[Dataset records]
++++++

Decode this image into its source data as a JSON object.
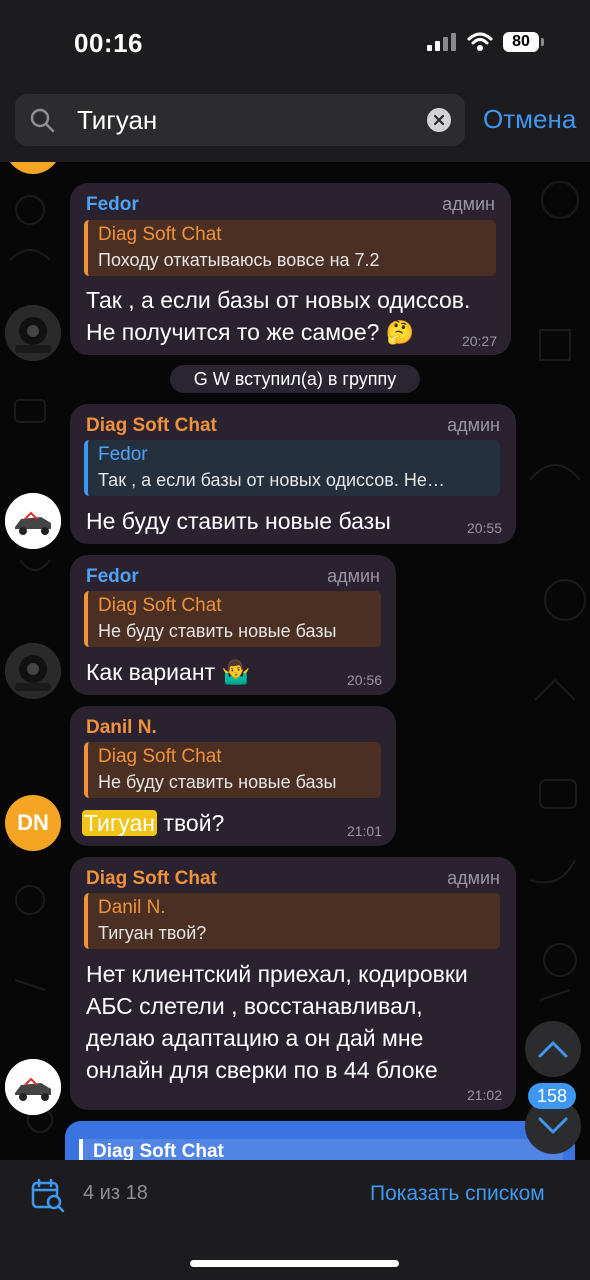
{
  "status": {
    "time": "00:16",
    "battery": "80"
  },
  "search": {
    "value": "Тигуан",
    "cancel_label": "Отмена"
  },
  "service_message": "G W вступил(а) в группу",
  "messages": [
    {
      "sender": "Fedor",
      "role": "админ",
      "reply_name": "Diag Soft Chat",
      "reply_text": "Походу откатываюсь вовсе на 7.2",
      "text_line1": "Так , а если базы от новых одиссов.",
      "text_line2": "Не получится то же самое? 🤔",
      "time": "20:27"
    },
    {
      "sender": "Diag Soft Chat",
      "role": "админ",
      "reply_name": "Fedor",
      "reply_text": "Так , а если базы от новых одиссов. Не…",
      "text": "Не буду ставить новые базы",
      "time": "20:55"
    },
    {
      "sender": "Fedor",
      "role": "админ",
      "reply_name": "Diag Soft Chat",
      "reply_text": "Не буду ставить новые базы",
      "text": "Как вариант 🤷‍♂️",
      "time": "20:56"
    },
    {
      "sender": "Danil N.",
      "avatar_initials": "DN",
      "reply_name": "Diag Soft Chat",
      "reply_text": "Не буду ставить новые базы",
      "text_highlight": "Тигуан",
      "text_rest": " твой?",
      "time": "21:01"
    },
    {
      "sender": "Diag Soft Chat",
      "role": "админ",
      "reply_name": "Danil N.",
      "reply_text": "Тигуан твой?",
      "text_line1": "Нет клиентский приехал, кодировки",
      "text_line2": "АБС слетели , восстанавливал,",
      "text_line3": "делаю адаптацию а он дай мне",
      "text_line4": "онлайн для сверки по в 44 блоке",
      "time": "21:02"
    }
  ],
  "next_message_reply_name": "Diag Soft Chat",
  "scroll": {
    "unread_count": "158"
  },
  "bottom": {
    "counter": "4 из 18",
    "show_list_label": "Показать списком"
  },
  "colors": {
    "accent": "#3e97f0",
    "orange_name": "#f0923a",
    "highlight": "#f0c419",
    "bubble": "#2b2230"
  }
}
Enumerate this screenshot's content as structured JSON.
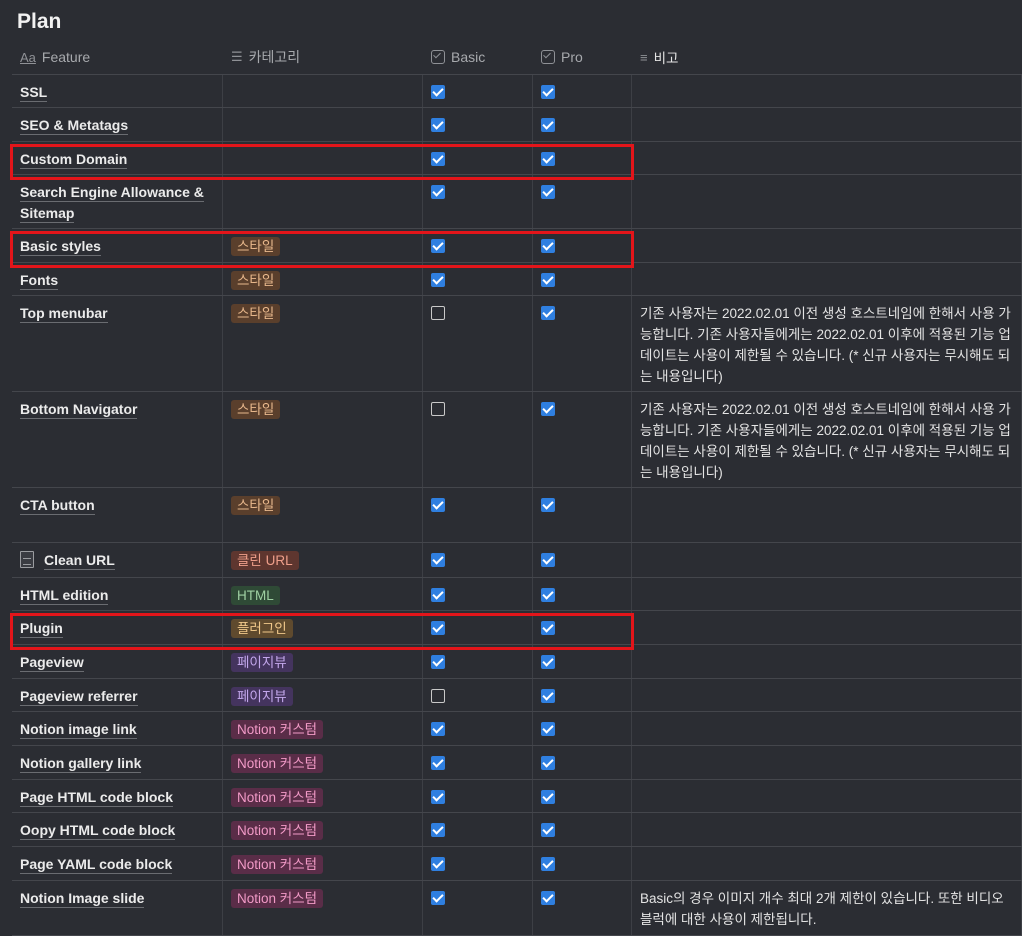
{
  "page": {
    "title": "Plan"
  },
  "columns": [
    {
      "label": "Feature",
      "icon": "text-property-icon"
    },
    {
      "label": "카테고리",
      "icon": "list-property-icon"
    },
    {
      "label": "Basic",
      "icon": "checkbox-property-icon"
    },
    {
      "label": "Pro",
      "icon": "checkbox-property-icon"
    },
    {
      "label": "비고",
      "icon": "text-align-icon"
    }
  ],
  "tag_colors": {
    "style": {
      "bg": "#5a3f2c",
      "fg": "#e8b88c"
    },
    "cleanurl": {
      "bg": "#5e362f",
      "fg": "#ef9f8a"
    },
    "html": {
      "bg": "#2f4a36",
      "fg": "#9fd0a2"
    },
    "plugin": {
      "bg": "#5f4a2e",
      "fg": "#f0c88a"
    },
    "pageview": {
      "bg": "#44345e",
      "fg": "#c3a7ec"
    },
    "notion": {
      "bg": "#5a2d48",
      "fg": "#f29ac7"
    }
  },
  "rows": [
    {
      "feature": "SSL",
      "category": "",
      "tag": "",
      "basic": true,
      "pro": true,
      "note": ""
    },
    {
      "feature": "SEO & Metatags",
      "category": "",
      "tag": "",
      "basic": true,
      "pro": true,
      "note": ""
    },
    {
      "feature": "Custom Domain",
      "category": "",
      "tag": "",
      "basic": true,
      "pro": true,
      "note": "",
      "highlighted": true
    },
    {
      "feature": "Search Engine Allowance & Sitemap",
      "category": "",
      "tag": "",
      "basic": true,
      "pro": true,
      "note": ""
    },
    {
      "feature": "Basic styles",
      "category": "스타일",
      "tag": "style",
      "basic": true,
      "pro": true,
      "note": "",
      "highlighted": true
    },
    {
      "feature": "Fonts",
      "category": "스타일",
      "tag": "style",
      "basic": true,
      "pro": true,
      "note": ""
    },
    {
      "feature": "Top menubar",
      "category": "스타일",
      "tag": "style",
      "basic": false,
      "pro": true,
      "note": "기존 사용자는 2022.02.01 이전 생성 호스트네임에 한해서 사용 가능합니다. 기존 사용자들에게는 2022.02.01 이후에 적용된 기능 업데이트는 사용이 제한될 수 있습니다. (* 신규 사용자는 무시해도 되는 내용입니다)"
    },
    {
      "feature": "Bottom Navigator",
      "category": "스타일",
      "tag": "style",
      "basic": false,
      "pro": true,
      "note": "기존 사용자는 2022.02.01 이전 생성 호스트네임에 한해서 사용 가능합니다. 기존 사용자들에게는 2022.02.01 이후에 적용된 기능 업데이트는 사용이 제한될 수 있습니다. (* 신규 사용자는 무시해도 되는 내용입니다)"
    },
    {
      "feature": "CTA button",
      "category": "스타일",
      "tag": "style",
      "basic": true,
      "pro": true,
      "note": ""
    },
    {
      "feature": "Clean URL",
      "category": "클린 URL",
      "tag": "cleanurl",
      "basic": true,
      "pro": true,
      "note": "",
      "page_icon": true
    },
    {
      "feature": "HTML edition",
      "category": "HTML",
      "tag": "html",
      "basic": true,
      "pro": true,
      "note": ""
    },
    {
      "feature": "Plugin",
      "category": "플러그인",
      "tag": "plugin",
      "basic": true,
      "pro": true,
      "note": "",
      "highlighted": true
    },
    {
      "feature": "Pageview",
      "category": "페이지뷰",
      "tag": "pageview",
      "basic": true,
      "pro": true,
      "note": ""
    },
    {
      "feature": "Pageview referrer",
      "category": "페이지뷰",
      "tag": "pageview",
      "basic": false,
      "pro": true,
      "note": ""
    },
    {
      "feature": "Notion image link",
      "category": "Notion 커스텀",
      "tag": "notion",
      "basic": true,
      "pro": true,
      "note": ""
    },
    {
      "feature": "Notion gallery link",
      "category": "Notion 커스텀",
      "tag": "notion",
      "basic": true,
      "pro": true,
      "note": ""
    },
    {
      "feature": "Page HTML code block",
      "category": "Notion 커스텀",
      "tag": "notion",
      "basic": true,
      "pro": true,
      "note": ""
    },
    {
      "feature": "Oopy HTML code block",
      "category": "Notion 커스텀",
      "tag": "notion",
      "basic": true,
      "pro": true,
      "note": ""
    },
    {
      "feature": "Page YAML code block",
      "category": "Notion 커스텀",
      "tag": "notion",
      "basic": true,
      "pro": true,
      "note": ""
    },
    {
      "feature": "Notion Image slide",
      "category": "Notion 커스텀",
      "tag": "notion",
      "basic": true,
      "pro": true,
      "note": "Basic의 경우 이미지 개수 최대 2개 제한이 있습니다. 또한 비디오 블럭에 대한 사용이 제한됩니다."
    }
  ],
  "highlight_color": "#e3151a"
}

++++++

Brief: Write out the entries above verbatim; the pictures do not belong in your copy.

Result of this exercise:
Decode this image into its source data as a JSON object.
{
  "status": {
    "time": "00:16",
    "battery": "80"
  },
  "search": {
    "value": "Тигуан",
    "cancel_label": "Отмена"
  },
  "service_message": "G W вступил(а) в группу",
  "messages": [
    {
      "sender": "Fedor",
      "role": "админ",
      "reply_name": "Diag Soft Chat",
      "reply_text": "Походу откатываюсь вовсе на 7.2",
      "text_line1": "Так , а если базы от новых одиссов.",
      "text_line2": "Не получится то же самое? 🤔",
      "time": "20:27"
    },
    {
      "sender": "Diag Soft Chat",
      "role": "админ",
      "reply_name": "Fedor",
      "reply_text": "Так , а если базы от новых одиссов. Не…",
      "text": "Не буду ставить новые базы",
      "time": "20:55"
    },
    {
      "sender": "Fedor",
      "role": "админ",
      "reply_name": "Diag Soft Chat",
      "reply_text": "Не буду ставить новые базы",
      "text": "Как вариант 🤷‍♂️",
      "time": "20:56"
    },
    {
      "sender": "Danil N.",
      "avatar_initials": "DN",
      "reply_name": "Diag Soft Chat",
      "reply_text": "Не буду ставить новые базы",
      "text_highlight": "Тигуан",
      "text_rest": " твой?",
      "time": "21:01"
    },
    {
      "sender": "Diag Soft Chat",
      "role": "админ",
      "reply_name": "Danil N.",
      "reply_text": "Тигуан твой?",
      "text_line1": "Нет клиентский приехал, кодировки",
      "text_line2": "АБС слетели , восстанавливал,",
      "text_line3": "делаю адаптацию а он дай мне",
      "text_line4": "онлайн для сверки по в 44 блоке",
      "time": "21:02"
    }
  ],
  "next_message_reply_name": "Diag Soft Chat",
  "scroll": {
    "unread_count": "158"
  },
  "bottom": {
    "counter": "4 из 18",
    "show_list_label": "Показать списком"
  },
  "colors": {
    "accent": "#3e97f0",
    "orange_name": "#f0923a",
    "highlight": "#f0c419",
    "bubble": "#2b2230"
  }
}
Enumerate this screenshot's content as structured JSON.
{
  "page": {
    "title": "Plan"
  },
  "columns": [
    {
      "label": "Feature",
      "icon": "text-property-icon"
    },
    {
      "label": "카테고리",
      "icon": "list-property-icon"
    },
    {
      "label": "Basic",
      "icon": "checkbox-property-icon"
    },
    {
      "label": "Pro",
      "icon": "checkbox-property-icon"
    },
    {
      "label": "비고",
      "icon": "text-align-icon"
    }
  ],
  "tag_colors": {
    "style": {
      "bg": "#5a3f2c",
      "fg": "#e8b88c"
    },
    "cleanurl": {
      "bg": "#5e362f",
      "fg": "#ef9f8a"
    },
    "html": {
      "bg": "#2f4a36",
      "fg": "#9fd0a2"
    },
    "plugin": {
      "bg": "#5f4a2e",
      "fg": "#f0c88a"
    },
    "pageview": {
      "bg": "#44345e",
      "fg": "#c3a7ec"
    },
    "notion": {
      "bg": "#5a2d48",
      "fg": "#f29ac7"
    }
  },
  "rows": [
    {
      "feature": "SSL",
      "category": "",
      "tag": "",
      "basic": true,
      "pro": true,
      "note": ""
    },
    {
      "feature": "SEO & Metatags",
      "category": "",
      "tag": "",
      "basic": true,
      "pro": true,
      "note": ""
    },
    {
      "feature": "Custom Domain",
      "category": "",
      "tag": "",
      "basic": true,
      "pro": true,
      "note": "",
      "highlighted": true
    },
    {
      "feature": "Search Engine Allowance & Sitemap",
      "category": "",
      "tag": "",
      "basic": true,
      "pro": true,
      "note": ""
    },
    {
      "feature": "Basic styles",
      "category": "스타일",
      "tag": "style",
      "basic": true,
      "pro": true,
      "note": "",
      "highlighted": true
    },
    {
      "feature": "Fonts",
      "category": "스타일",
      "tag": "style",
      "basic": true,
      "pro": true,
      "note": ""
    },
    {
      "feature": "Top menubar",
      "category": "스타일",
      "tag": "style",
      "basic": false,
      "pro": true,
      "note": "기존 사용자는 2022.02.01 이전 생성 호스트네임에 한해서 사용 가능합니다. 기존 사용자들에게는 2022.02.01 이후에 적용된 기능 업데이트는 사용이 제한될 수 있습니다. (* 신규 사용자는 무시해도 되는 내용입니다)"
    },
    {
      "feature": "Bottom Navigator",
      "category": "스타일",
      "tag": "style",
      "basic": false,
      "pro": true,
      "note": "기존 사용자는 2022.02.01 이전 생성 호스트네임에 한해서 사용 가능합니다. 기존 사용자들에게는 2022.02.01 이후에 적용된 기능 업데이트는 사용이 제한될 수 있습니다. (* 신규 사용자는 무시해도 되는 내용입니다)"
    },
    {
      "feature": "CTA button",
      "category": "스타일",
      "tag": "style",
      "basic": true,
      "pro": true,
      "note": ""
    },
    {
      "feature": "Clean URL",
      "category": "클린 URL",
      "tag": "cleanurl",
      "basic": true,
      "pro": true,
      "note": "",
      "page_icon": true
    },
    {
      "feature": "HTML edition",
      "category": "HTML",
      "tag": "html",
      "basic": true,
      "pro": true,
      "note": ""
    },
    {
      "feature": "Plugin",
      "category": "플러그인",
      "tag": "plugin",
      "basic": true,
      "pro": true,
      "note": "",
      "highlighted": true
    },
    {
      "feature": "Pageview",
      "category": "페이지뷰",
      "tag": "pageview",
      "basic": true,
      "pro": true,
      "note": ""
    },
    {
      "feature": "Pageview referrer",
      "category": "페이지뷰",
      "tag": "pageview",
      "basic": false,
      "pro": true,
      "note": ""
    },
    {
      "feature": "Notion image link",
      "category": "Notion 커스텀",
      "tag": "notion",
      "basic": true,
      "pro": true,
      "note": ""
    },
    {
      "feature": "Notion gallery link",
      "category": "Notion 커스텀",
      "tag": "notion",
      "basic": true,
      "pro": true,
      "note": ""
    },
    {
      "feature": "Page HTML code block",
      "category": "Notion 커스텀",
      "tag": "notion",
      "basic": true,
      "pro": true,
      "note": ""
    },
    {
      "feature": "Oopy HTML code block",
      "category": "Notion 커스텀",
      "tag": "notion",
      "basic": true,
      "pro": true,
      "note": ""
    },
    {
      "feature": "Page YAML code block",
      "category": "Notion 커스텀",
      "tag": "notion",
      "basic": true,
      "pro": true,
      "note": ""
    },
    {
      "feature": "Notion Image slide",
      "category": "Notion 커스텀",
      "tag": "notion",
      "basic": true,
      "pro": true,
      "note": "Basic의 경우 이미지 개수 최대 2개 제한이 있습니다. 또한 비디오 블럭에 대한 사용이 제한됩니다."
    }
  ],
  "highlight_color": "#e3151a"
}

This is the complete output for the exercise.